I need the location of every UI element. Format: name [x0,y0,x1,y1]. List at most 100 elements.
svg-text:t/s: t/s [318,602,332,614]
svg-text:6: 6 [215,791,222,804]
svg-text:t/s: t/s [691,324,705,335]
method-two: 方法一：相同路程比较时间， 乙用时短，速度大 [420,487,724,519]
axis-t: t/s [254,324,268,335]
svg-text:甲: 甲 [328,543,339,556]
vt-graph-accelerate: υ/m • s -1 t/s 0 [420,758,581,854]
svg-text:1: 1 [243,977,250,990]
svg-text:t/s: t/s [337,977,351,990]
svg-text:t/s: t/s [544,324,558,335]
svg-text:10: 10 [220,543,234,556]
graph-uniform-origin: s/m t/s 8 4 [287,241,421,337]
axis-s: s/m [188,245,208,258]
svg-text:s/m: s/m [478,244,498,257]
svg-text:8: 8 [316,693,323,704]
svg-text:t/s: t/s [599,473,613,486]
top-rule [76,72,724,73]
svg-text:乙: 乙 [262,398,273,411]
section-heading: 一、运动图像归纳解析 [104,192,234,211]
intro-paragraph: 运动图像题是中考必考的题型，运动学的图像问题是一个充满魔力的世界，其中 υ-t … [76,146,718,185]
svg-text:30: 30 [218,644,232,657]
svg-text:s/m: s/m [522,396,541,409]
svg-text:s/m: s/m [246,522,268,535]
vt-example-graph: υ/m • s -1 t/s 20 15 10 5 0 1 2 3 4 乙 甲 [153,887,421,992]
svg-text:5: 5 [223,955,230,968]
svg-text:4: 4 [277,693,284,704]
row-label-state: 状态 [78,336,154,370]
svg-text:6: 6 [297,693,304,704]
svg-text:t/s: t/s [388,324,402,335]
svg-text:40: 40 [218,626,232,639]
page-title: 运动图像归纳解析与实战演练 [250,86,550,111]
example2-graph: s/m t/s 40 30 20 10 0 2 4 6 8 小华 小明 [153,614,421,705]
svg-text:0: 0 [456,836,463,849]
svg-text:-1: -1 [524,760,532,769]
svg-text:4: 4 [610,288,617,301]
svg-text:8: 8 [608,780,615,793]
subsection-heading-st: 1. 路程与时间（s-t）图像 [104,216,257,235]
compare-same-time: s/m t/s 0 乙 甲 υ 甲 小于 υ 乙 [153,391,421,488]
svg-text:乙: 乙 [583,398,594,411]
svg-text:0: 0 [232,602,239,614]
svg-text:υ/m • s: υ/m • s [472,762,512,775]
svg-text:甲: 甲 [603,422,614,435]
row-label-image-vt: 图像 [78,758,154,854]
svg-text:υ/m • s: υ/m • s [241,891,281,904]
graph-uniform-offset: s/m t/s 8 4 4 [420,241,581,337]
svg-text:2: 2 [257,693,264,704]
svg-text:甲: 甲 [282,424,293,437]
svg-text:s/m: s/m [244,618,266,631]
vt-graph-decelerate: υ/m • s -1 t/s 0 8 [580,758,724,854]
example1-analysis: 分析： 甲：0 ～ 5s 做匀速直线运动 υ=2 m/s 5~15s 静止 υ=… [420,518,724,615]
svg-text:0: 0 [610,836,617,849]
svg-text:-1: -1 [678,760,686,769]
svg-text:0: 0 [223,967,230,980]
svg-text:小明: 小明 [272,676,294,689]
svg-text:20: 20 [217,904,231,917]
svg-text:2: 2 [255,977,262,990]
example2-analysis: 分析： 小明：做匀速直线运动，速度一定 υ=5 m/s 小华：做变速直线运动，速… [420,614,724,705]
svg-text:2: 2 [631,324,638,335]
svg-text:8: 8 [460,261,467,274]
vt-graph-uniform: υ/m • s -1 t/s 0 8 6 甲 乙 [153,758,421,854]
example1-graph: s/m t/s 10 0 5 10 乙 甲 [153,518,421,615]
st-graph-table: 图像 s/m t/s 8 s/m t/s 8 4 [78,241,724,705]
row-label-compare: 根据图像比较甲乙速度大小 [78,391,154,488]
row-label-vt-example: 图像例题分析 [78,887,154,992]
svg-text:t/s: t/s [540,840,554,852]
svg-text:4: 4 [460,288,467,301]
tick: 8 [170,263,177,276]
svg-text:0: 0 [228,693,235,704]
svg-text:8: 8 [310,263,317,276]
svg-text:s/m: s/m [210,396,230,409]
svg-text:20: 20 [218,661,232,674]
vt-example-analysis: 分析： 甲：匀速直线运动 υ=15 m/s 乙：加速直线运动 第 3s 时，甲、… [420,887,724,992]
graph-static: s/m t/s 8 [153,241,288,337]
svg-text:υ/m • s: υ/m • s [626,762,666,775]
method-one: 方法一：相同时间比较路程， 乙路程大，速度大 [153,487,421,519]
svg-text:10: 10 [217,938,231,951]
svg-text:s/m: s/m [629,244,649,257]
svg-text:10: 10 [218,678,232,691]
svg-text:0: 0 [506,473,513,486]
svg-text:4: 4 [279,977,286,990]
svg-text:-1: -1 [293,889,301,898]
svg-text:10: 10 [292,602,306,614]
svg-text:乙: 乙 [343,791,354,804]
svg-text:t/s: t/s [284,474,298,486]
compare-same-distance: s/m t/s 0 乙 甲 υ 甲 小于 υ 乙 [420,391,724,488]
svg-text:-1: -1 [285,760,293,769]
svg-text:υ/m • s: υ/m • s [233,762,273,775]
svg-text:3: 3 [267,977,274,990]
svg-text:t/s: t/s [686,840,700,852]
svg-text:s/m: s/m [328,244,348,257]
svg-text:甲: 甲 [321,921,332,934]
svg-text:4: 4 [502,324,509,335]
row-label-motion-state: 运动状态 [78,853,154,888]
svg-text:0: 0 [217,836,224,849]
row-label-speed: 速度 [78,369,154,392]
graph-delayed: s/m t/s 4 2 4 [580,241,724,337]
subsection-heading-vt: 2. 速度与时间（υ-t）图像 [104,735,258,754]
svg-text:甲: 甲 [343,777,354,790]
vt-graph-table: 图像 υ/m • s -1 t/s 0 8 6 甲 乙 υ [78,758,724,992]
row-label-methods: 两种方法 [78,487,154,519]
+-------+
_Work required_
Quote every line of the records above verbatim, from first to last.

_Output for this task_
I need the location of every UI element. Format: name [x0,y0,x1,y1]. List at most 100 elements.
svg-text:t/s: t/s [318,602,332,614]
svg-text:6: 6 [215,791,222,804]
svg-text:t/s: t/s [691,324,705,335]
method-two: 方法一：相同路程比较时间， 乙用时短，速度大 [420,487,724,519]
axis-t: t/s [254,324,268,335]
svg-text:甲: 甲 [328,543,339,556]
vt-graph-accelerate: υ/m • s -1 t/s 0 [420,758,581,854]
svg-text:1: 1 [243,977,250,990]
svg-text:t/s: t/s [337,977,351,990]
svg-text:t/s: t/s [544,324,558,335]
svg-text:10: 10 [220,543,234,556]
graph-uniform-origin: s/m t/s 8 4 [287,241,421,337]
axis-s: s/m [188,245,208,258]
svg-text:s/m: s/m [478,244,498,257]
svg-text:8: 8 [316,693,323,704]
svg-text:t/s: t/s [599,473,613,486]
top-rule [76,72,724,73]
svg-text:乙: 乙 [262,398,273,411]
section-heading: 一、运动图像归纳解析 [104,192,234,211]
intro-paragraph: 运动图像题是中考必考的题型，运动学的图像问题是一个充满魔力的世界，其中 υ-t … [76,146,718,185]
svg-text:30: 30 [218,644,232,657]
svg-text:s/m: s/m [522,396,541,409]
svg-text:s/m: s/m [246,522,268,535]
vt-example-graph: υ/m • s -1 t/s 20 15 10 5 0 1 2 3 4 乙 甲 [153,887,421,992]
svg-text:5: 5 [223,955,230,968]
svg-text:4: 4 [277,693,284,704]
row-label-state: 状态 [78,336,154,370]
svg-text:6: 6 [297,693,304,704]
svg-text:t/s: t/s [388,324,402,335]
svg-text:40: 40 [218,626,232,639]
page-title: 运动图像归纳解析与实战演练 [250,86,550,111]
example2-graph: s/m t/s 40 30 20 10 0 2 4 6 8 小华 小明 [153,614,421,705]
svg-text:0: 0 [456,836,463,849]
svg-text:-1: -1 [524,760,532,769]
svg-text:4: 4 [610,288,617,301]
svg-text:8: 8 [608,780,615,793]
subsection-heading-st: 1. 路程与时间（s-t）图像 [104,216,257,235]
compare-same-time: s/m t/s 0 乙 甲 υ 甲 小于 υ 乙 [153,391,421,488]
svg-text:乙: 乙 [583,398,594,411]
svg-text:0: 0 [232,602,239,614]
svg-text:υ/m • s: υ/m • s [472,762,512,775]
svg-text:甲: 甲 [603,422,614,435]
row-label-image-vt: 图像 [78,758,154,854]
svg-text:υ/m • s: υ/m • s [241,891,281,904]
graph-uniform-offset: s/m t/s 8 4 4 [420,241,581,337]
svg-text:2: 2 [257,693,264,704]
svg-text:甲: 甲 [282,424,293,437]
svg-text:s/m: s/m [244,618,266,631]
vt-graph-decelerate: υ/m • s -1 t/s 0 8 [580,758,724,854]
example1-analysis: 分析： 甲：0 ～ 5s 做匀速直线运动 υ=2 m/s 5~15s 静止 υ=… [420,518,724,615]
svg-text:0: 0 [610,836,617,849]
svg-text:-1: -1 [678,760,686,769]
svg-text:0: 0 [223,967,230,980]
svg-text:小明: 小明 [272,676,294,689]
svg-text:20: 20 [217,904,231,917]
svg-text:2: 2 [255,977,262,990]
example2-analysis: 分析： 小明：做匀速直线运动，速度一定 υ=5 m/s 小华：做变速直线运动，速… [420,614,724,705]
svg-text:2: 2 [631,324,638,335]
svg-text:8: 8 [460,261,467,274]
vt-graph-uniform: υ/m • s -1 t/s 0 8 6 甲 乙 [153,758,421,854]
example1-graph: s/m t/s 10 0 5 10 乙 甲 [153,518,421,615]
st-graph-table: 图像 s/m t/s 8 s/m t/s 8 4 [78,241,724,705]
row-label-compare: 根据图像比较甲乙速度大小 [78,391,154,488]
row-label-vt-example: 图像例题分析 [78,887,154,992]
svg-text:t/s: t/s [540,840,554,852]
svg-text:4: 4 [460,288,467,301]
tick: 8 [170,263,177,276]
svg-text:0: 0 [228,693,235,704]
svg-text:8: 8 [310,263,317,276]
svg-text:s/m: s/m [210,396,230,409]
svg-text:20: 20 [218,661,232,674]
vt-example-analysis: 分析： 甲：匀速直线运动 υ=15 m/s 乙：加速直线运动 第 3s 时，甲、… [420,887,724,992]
graph-static: s/m t/s 8 [153,241,288,337]
svg-text:υ/m • s: υ/m • s [626,762,666,775]
method-one: 方法一：相同时间比较路程， 乙路程大，速度大 [153,487,421,519]
svg-text:10: 10 [217,938,231,951]
svg-text:s/m: s/m [629,244,649,257]
svg-text:10: 10 [218,678,232,691]
svg-text:0: 0 [506,473,513,486]
svg-text:4: 4 [279,977,286,990]
svg-text:-1: -1 [293,889,301,898]
svg-text:10: 10 [292,602,306,614]
svg-text:乙: 乙 [343,791,354,804]
svg-text:t/s: t/s [284,474,298,486]
compare-same-distance: s/m t/s 0 乙 甲 υ 甲 小于 υ 乙 [420,391,724,488]
svg-text:-1: -1 [285,760,293,769]
svg-text:υ/m • s: υ/m • s [233,762,273,775]
svg-text:3: 3 [267,977,274,990]
svg-text:t/s: t/s [686,840,700,852]
svg-text:s/m: s/m [328,244,348,257]
svg-text:甲: 甲 [321,921,332,934]
svg-text:4: 4 [502,324,509,335]
row-label-motion-state: 运动状态 [78,853,154,888]
svg-text:0: 0 [217,836,224,849]
row-label-speed: 速度 [78,369,154,392]
graph-delayed: s/m t/s 4 2 4 [580,241,724,337]
subsection-heading-vt: 2. 速度与时间（υ-t）图像 [104,735,258,754]
svg-text:甲: 甲 [343,777,354,790]
vt-graph-table: 图像 υ/m • s -1 t/s 0 8 6 甲 乙 υ [78,758,724,992]
row-label-methods: 两种方法 [78,487,154,519]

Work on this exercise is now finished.